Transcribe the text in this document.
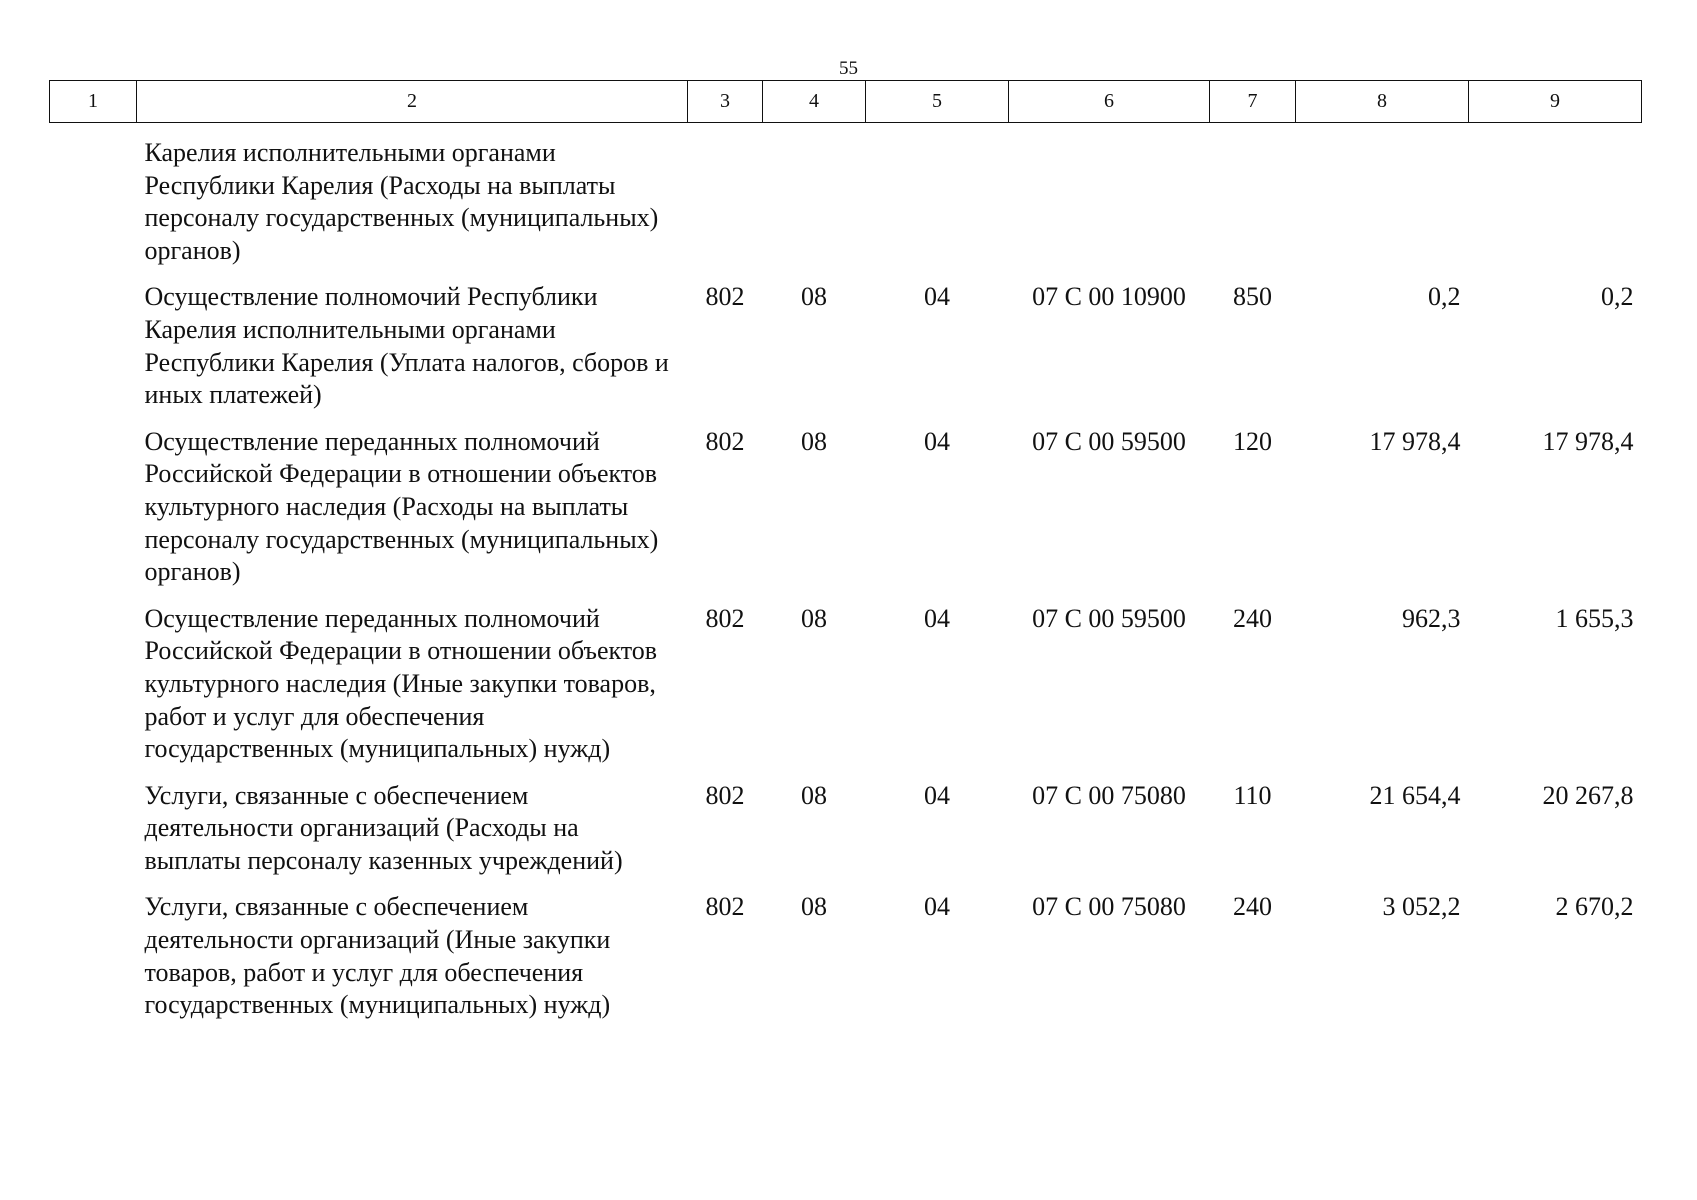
55
1	2	3	4	5	6	7	8	9
	Карелия исполнительными органами Республики Карелия (Расходы на выплаты персоналу государственных (муниципальных) органов)							
	Осуществление полномочий Республики Карелия исполнительными органами Республики Карелия (Уплата налогов, сборов и иных платежей)	802	08	04	07 С 00 10900	850	0,2	0,2
	Осуществление переданных полномочий Российской Федерации в отношении объектов культурного наследия (Расходы на выплаты персоналу государственных (муниципальных) органов)	802	08	04	07 С 00 59500	120	17 978,4	17 978,4
	Осуществление переданных полномочий Российской Федерации в отношении объектов культурного наследия (Иные закупки товаров, работ и услуг для обеспечения государственных (муниципальных) нужд)	802	08	04	07 С 00 59500	240	962,3	1 655,3
	Услуги, связанные с обеспечением деятельности организаций (Расходы на выплаты персоналу казенных учреждений)	802	08	04	07 С 00 75080	110	21 654,4	20 267,8
	Услуги, связанные с обеспечением деятельности организаций (Иные закупки товаров, работ и услуг для обеспечения государственных (муниципальных) нужд)	802	08	04	07 С 00 75080	240	3 052,2	2 670,2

EXERCISE TASK -> Every entry must be written out exactly, with all pictures left out.

ANSWER FOR THIS EXERCISE ->
Transcribe the text in this document.
55
1	2	3	4	5	6	7	8	9
	Карелия исполнительными органами Республики Карелия (Расходы на выплаты персоналу государственных (муниципальных) органов)							
	Осуществление полномочий Республики Карелия исполнительными органами Республики Карелия (Уплата налогов, сборов и иных платежей)	802	08	04	07 С 00 10900	850	0,2	0,2
	Осуществление переданных полномочий Российской Федерации в отношении объектов культурного наследия (Расходы на выплаты персоналу государственных (муниципальных) органов)	802	08	04	07 С 00 59500	120	17 978,4	17 978,4
	Осуществление переданных полномочий Российской Федерации в отношении объектов культурного наследия (Иные закупки товаров, работ и услуг для обеспечения государственных (муниципальных) нужд)	802	08	04	07 С 00 59500	240	962,3	1 655,3
	Услуги, связанные с обеспечением деятельности организаций (Расходы на выплаты персоналу казенных учреждений)	802	08	04	07 С 00 75080	110	21 654,4	20 267,8
	Услуги, связанные с обеспечением деятельности организаций (Иные закупки товаров, работ и услуг для обеспечения государственных (муниципальных) нужд)	802	08	04	07 С 00 75080	240	3 052,2	2 670,2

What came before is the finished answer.